>> begin Data records

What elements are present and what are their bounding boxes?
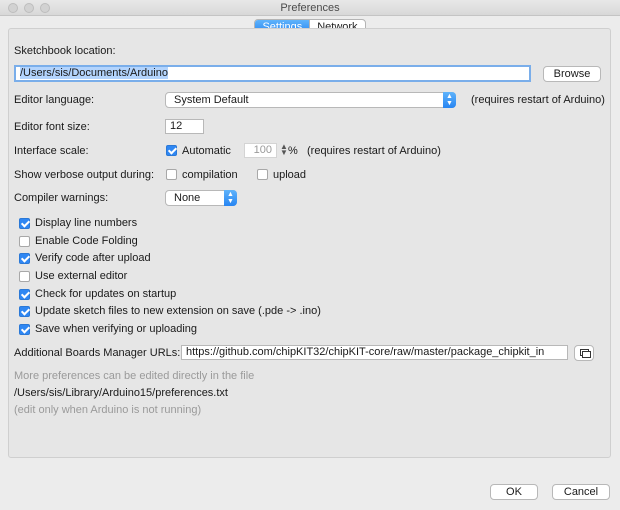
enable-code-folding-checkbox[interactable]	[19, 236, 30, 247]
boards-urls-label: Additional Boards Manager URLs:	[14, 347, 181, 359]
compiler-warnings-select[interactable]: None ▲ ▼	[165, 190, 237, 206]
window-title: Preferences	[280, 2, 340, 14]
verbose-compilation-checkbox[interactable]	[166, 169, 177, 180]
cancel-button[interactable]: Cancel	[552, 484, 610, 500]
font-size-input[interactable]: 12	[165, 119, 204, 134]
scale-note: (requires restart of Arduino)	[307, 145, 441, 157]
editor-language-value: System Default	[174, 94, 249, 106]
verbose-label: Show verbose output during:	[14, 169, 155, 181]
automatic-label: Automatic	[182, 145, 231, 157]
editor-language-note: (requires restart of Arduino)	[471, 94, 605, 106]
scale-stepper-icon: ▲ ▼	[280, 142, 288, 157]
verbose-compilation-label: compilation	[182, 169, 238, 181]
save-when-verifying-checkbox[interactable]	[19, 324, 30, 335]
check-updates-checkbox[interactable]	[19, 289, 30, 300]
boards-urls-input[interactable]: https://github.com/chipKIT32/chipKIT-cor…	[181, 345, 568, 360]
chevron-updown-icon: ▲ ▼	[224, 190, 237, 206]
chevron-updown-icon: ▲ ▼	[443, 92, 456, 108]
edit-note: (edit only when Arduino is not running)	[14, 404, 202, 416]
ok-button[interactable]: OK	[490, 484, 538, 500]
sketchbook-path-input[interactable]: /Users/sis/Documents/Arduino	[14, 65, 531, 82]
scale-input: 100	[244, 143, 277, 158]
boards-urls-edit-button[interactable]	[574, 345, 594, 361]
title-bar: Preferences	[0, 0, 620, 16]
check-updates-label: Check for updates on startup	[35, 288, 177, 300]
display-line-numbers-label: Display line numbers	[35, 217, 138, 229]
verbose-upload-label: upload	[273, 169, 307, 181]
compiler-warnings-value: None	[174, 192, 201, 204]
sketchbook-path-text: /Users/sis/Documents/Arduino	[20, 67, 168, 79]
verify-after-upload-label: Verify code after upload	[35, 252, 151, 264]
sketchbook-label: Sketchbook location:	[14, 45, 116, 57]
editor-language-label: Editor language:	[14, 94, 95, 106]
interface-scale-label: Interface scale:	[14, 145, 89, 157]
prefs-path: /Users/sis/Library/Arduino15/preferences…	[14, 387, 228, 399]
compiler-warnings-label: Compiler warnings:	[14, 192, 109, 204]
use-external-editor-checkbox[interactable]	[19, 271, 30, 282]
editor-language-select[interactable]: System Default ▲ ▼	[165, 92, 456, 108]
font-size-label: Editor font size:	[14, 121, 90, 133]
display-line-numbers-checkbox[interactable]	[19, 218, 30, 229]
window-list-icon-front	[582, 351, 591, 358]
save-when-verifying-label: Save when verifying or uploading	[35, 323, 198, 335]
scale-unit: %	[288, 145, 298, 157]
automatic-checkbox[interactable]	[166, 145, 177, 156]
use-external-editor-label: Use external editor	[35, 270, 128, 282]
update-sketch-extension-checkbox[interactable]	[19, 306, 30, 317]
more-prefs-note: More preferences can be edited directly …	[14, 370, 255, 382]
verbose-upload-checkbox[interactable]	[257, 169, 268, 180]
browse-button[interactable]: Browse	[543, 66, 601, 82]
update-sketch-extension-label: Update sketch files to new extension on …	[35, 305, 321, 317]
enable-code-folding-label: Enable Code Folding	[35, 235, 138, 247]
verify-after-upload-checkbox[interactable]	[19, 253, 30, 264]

>> end Data records

**The exercise:** Show each line of the data above that contains the word "numbers". Only matches with the same uppercase and lowercase letters count.

**Task result:**
display-line-numbers-label: Display line numbers	[35, 217, 138, 229]
display-line-numbers-checkbox[interactable]	[19, 218, 30, 229]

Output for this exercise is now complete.